=== Work to be completed ===
From the entries below, work out the number of lines that hold the word "init", and give that number alone.
+++ Material to process +++
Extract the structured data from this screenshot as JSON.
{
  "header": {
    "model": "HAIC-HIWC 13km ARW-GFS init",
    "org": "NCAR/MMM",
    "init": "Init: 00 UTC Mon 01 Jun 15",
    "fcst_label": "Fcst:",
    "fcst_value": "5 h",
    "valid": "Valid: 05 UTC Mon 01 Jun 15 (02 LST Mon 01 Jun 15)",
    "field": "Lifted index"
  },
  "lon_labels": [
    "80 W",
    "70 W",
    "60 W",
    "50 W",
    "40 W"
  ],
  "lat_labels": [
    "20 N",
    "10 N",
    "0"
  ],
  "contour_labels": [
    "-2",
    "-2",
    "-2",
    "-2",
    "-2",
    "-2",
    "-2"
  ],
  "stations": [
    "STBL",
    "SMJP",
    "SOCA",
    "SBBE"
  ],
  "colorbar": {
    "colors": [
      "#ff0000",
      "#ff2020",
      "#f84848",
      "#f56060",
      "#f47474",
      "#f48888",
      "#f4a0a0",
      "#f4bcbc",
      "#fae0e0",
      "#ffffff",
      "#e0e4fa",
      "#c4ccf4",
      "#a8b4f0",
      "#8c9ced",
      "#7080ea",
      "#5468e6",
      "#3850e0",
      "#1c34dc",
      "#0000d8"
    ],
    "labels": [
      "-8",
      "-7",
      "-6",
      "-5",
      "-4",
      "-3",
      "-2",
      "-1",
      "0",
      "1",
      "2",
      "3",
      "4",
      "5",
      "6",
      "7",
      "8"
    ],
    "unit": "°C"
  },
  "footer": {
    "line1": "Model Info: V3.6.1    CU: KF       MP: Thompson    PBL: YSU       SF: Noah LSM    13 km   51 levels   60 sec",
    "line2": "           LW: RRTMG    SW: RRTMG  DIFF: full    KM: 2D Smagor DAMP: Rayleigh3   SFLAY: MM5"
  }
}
+++
=== Solution ===
2